- [DO THIS] Copy out the listing that follows, exact in every word, and skip the images.

(Records from a collection)
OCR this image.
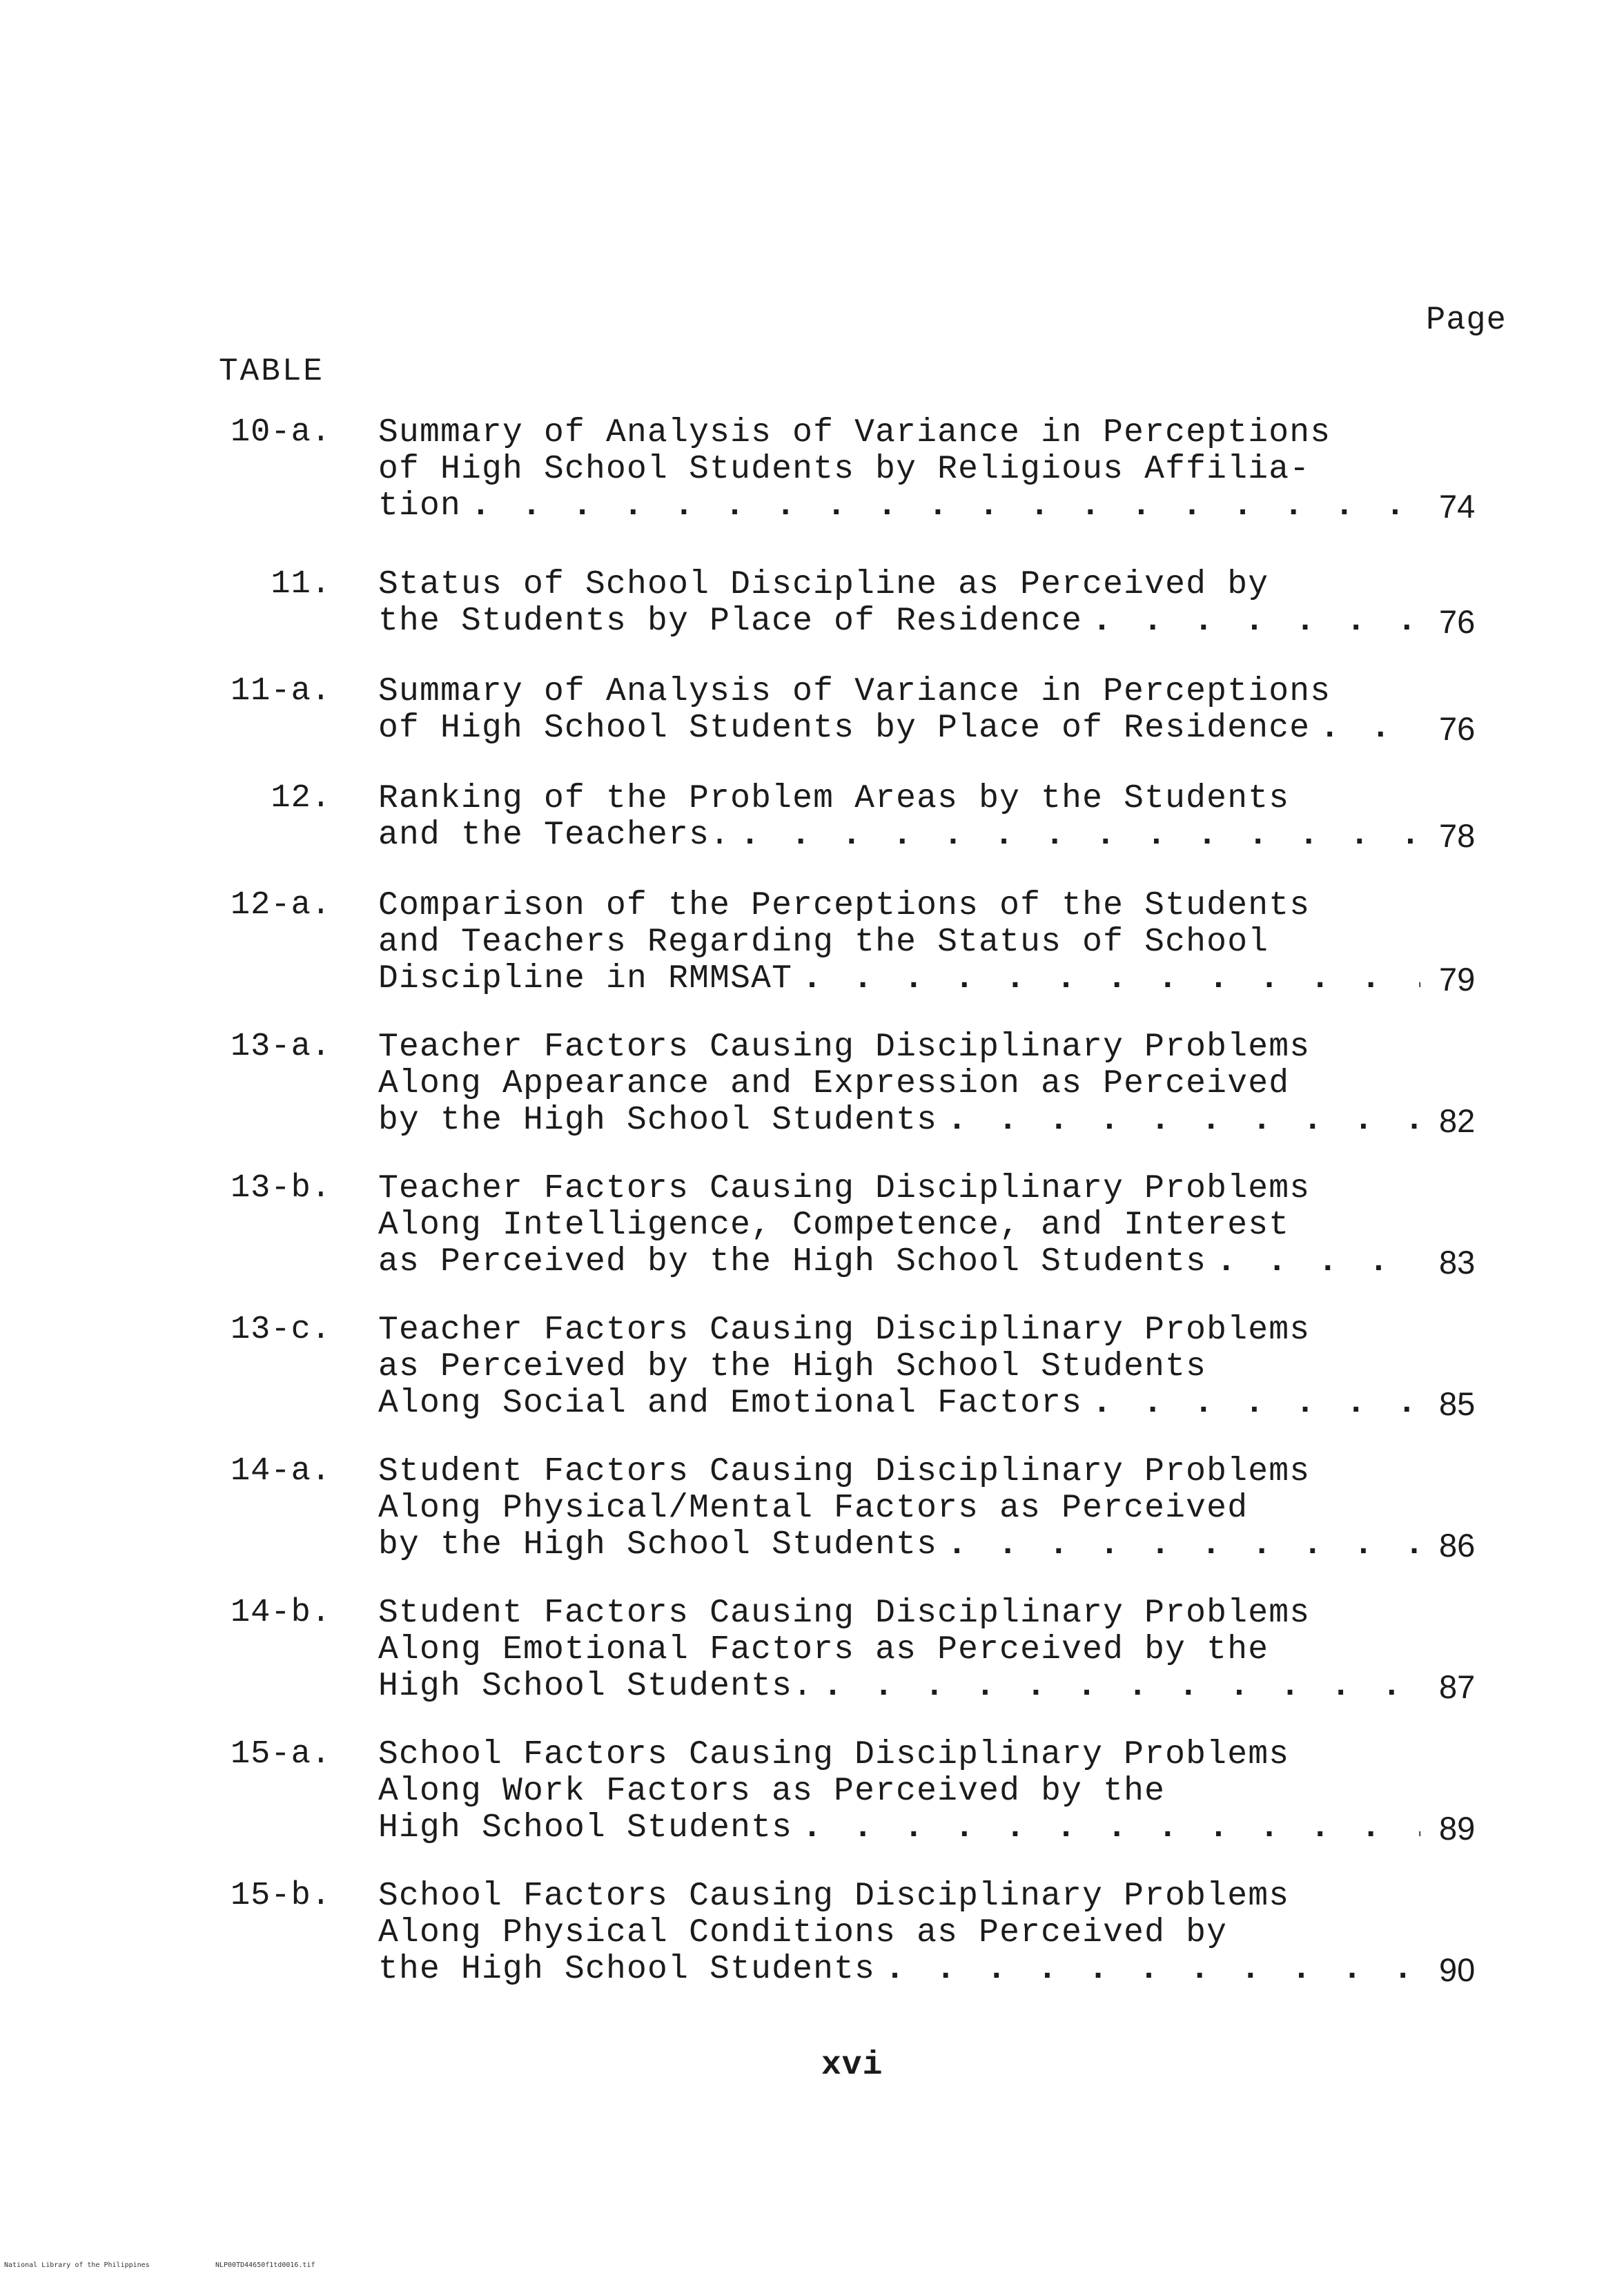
Page
TABLE
10-a. Summary of Analysis of Variance in Perceptions
of High School Students by Religious Affilia-
tion . . .	74
11. Status of School Discipline as Perceived by
the Students by Place of Residence . . .	76
11-a. Summary of Analysis of Variance in Perceptions
of High School Students by Place of Residence . . .	76
12. Ranking of the Problem Areas by the Students
and the Teachers. . . .	78
12-a. Comparison of the Perceptions of the Students
and Teachers Regarding the Status of School
Discipline in RMMSAT . . .	79
13-a. Teacher Factors Causing Disciplinary Problems
Along Appearance and Expression as Perceived
by the High School Students . . .	82
13-b. Teacher Factors Causing Disciplinary Problems
Along Intelligence, Competence, and Interest
as Perceived by the High School Students . . .	83
13-c. Teacher Factors Causing Disciplinary Problems
as Perceived by the High School Students
Along Social and Emotional Factors . . .	85
14-a. Student Factors Causing Disciplinary Problems
Along Physical/Mental Factors as Perceived
by the High School Students . . .	86
14-b. Student Factors Causing Disciplinary Problems
Along Emotional Factors as Perceived by the
High School Students. . . .	87
15-a. School Factors Causing Disciplinary Problems
Along Work Factors as Perceived by the
High School Students . . .	89
15-b. School Factors Causing Disciplinary Problems
Along Physical Conditions as Perceived by
the High School Students . . .	90
xvi
National Library of the Philippines	NLP00TD44650f1td0016.tif
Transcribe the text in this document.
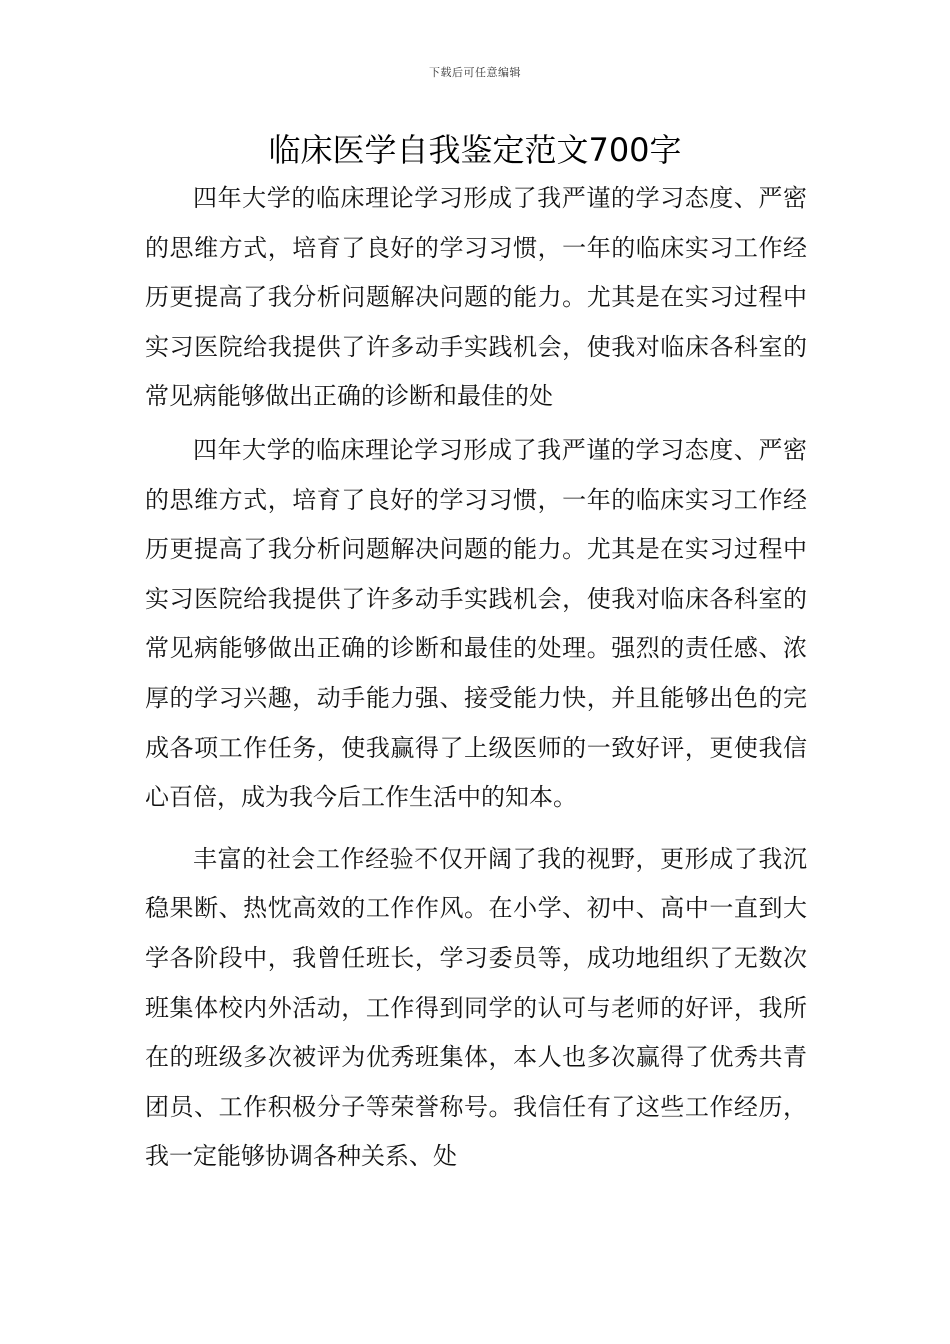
下载后可任意编辑
临床医学自我鉴定范文700字

四年大学的临床理论学习形成了我严谨的学习态度、严密的思维方式，培育了良好的学习习惯，一年的临床实习工作经历更提高了我分析问题解决问题的能力。尤其是在实习过程中实习医院给我提供了许多动手实践机会，使我对临床各科室的常见病能够做出正确的诊断和最佳的处

四年大学的临床理论学习形成了我严谨的学习态度、严密的思维方式，培育了良好的学习习惯，一年的临床实习工作经历更提高了我分析问题解决问题的能力。尤其是在实习过程中实习医院给我提供了许多动手实践机会，使我对临床各科室的常见病能够做出正确的诊断和最佳的处理。强烈的责任感、浓厚的学习兴趣，动手能力强、接受能力快，并且能够出色的完成各项工作任务，使我赢得了上级医师的一致好评，更使我信心百倍，成为我今后工作生活中的知本。

丰富的社会工作经验不仅开阔了我的视野，更形成了我沉稳果断、热忱高效的工作作风。在小学、初中、高中一直到大学各阶段中，我曾任班长，学习委员等，成功地组织了无数次班集体校内外活动，工作得到同学的认可与老师的好评，我所在的班级多次被评为优秀班集体，本人也多次赢得了优秀共青团员、工作积极分子等荣誉称号。我信任有了这些工作经历，我一定能够协调各种关系、处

- [CORRECT RESULT]
OCR this image.
Page
TABLE
10-a. Summary of Analysis of Variance in Perceptions
of High School Students by Religious Affilia-
tion . . .	74
11. Status of School Discipline as Perceived by
the Students by Place of Residence . . .	76
11-a. Summary of Analysis of Variance in Perceptions
of High School Students by Place of Residence . . .	76
12. Ranking of the Problem Areas by the Students
and the Teachers. . . .	78
12-a. Comparison of the Perceptions of the Students
and Teachers Regarding the Status of School
Discipline in RMMSAT . . .	79
13-a. Teacher Factors Causing Disciplinary Problems
Along Appearance and Expression as Perceived
by the High School Students . . .	82
13-b. Teacher Factors Causing Disciplinary Problems
Along Intelligence, Competence, and Interest
as Perceived by the High School Students . . .	83
13-c. Teacher Factors Causing Disciplinary Problems
as Perceived by the High School Students
Along Social and Emotional Factors . . .	85
14-a. Student Factors Causing Disciplinary Problems
Along Physical/Mental Factors as Perceived
by the High School Students . . .	86
14-b. Student Factors Causing Disciplinary Problems
Along Emotional Factors as Perceived by the
High School Students. . . .	87
15-a. School Factors Causing Disciplinary Problems
Along Work Factors as Perceived by the
High School Students . . .	89
15-b. School Factors Causing Disciplinary Problems
Along Physical Conditions as Perceived by
the High School Students . . .	90
xvi
National Library of the Philippines	NLP00TD44650f1td0016.tif
Transcribe the text in this document.
下载后可任意编辑
临床医学自我鉴定范文700字

四年大学的临床理论学习形成了我严谨的学习态度、严密的思维方式，培育了良好的学习习惯，一年的临床实习工作经历更提高了我分析问题解决问题的能力。尤其是在实习过程中实习医院给我提供了许多动手实践机会，使我对临床各科室的常见病能够做出正确的诊断和最佳的处

四年大学的临床理论学习形成了我严谨的学习态度、严密的思维方式，培育了良好的学习习惯，一年的临床实习工作经历更提高了我分析问题解决问题的能力。尤其是在实习过程中实习医院给我提供了许多动手实践机会，使我对临床各科室的常见病能够做出正确的诊断和最佳的处理。强烈的责任感、浓厚的学习兴趣，动手能力强、接受能力快，并且能够出色的完成各项工作任务，使我赢得了上级医师的一致好评，更使我信心百倍，成为我今后工作生活中的知本。

丰富的社会工作经验不仅开阔了我的视野，更形成了我沉稳果断、热忱高效的工作作风。在小学、初中、高中一直到大学各阶段中，我曾任班长，学习委员等，成功地组织了无数次班集体校内外活动，工作得到同学的认可与老师的好评，我所在的班级多次被评为优秀班集体，本人也多次赢得了优秀共青团员、工作积极分子等荣誉称号。我信任有了这些工作经历，我一定能够协调各种关系、处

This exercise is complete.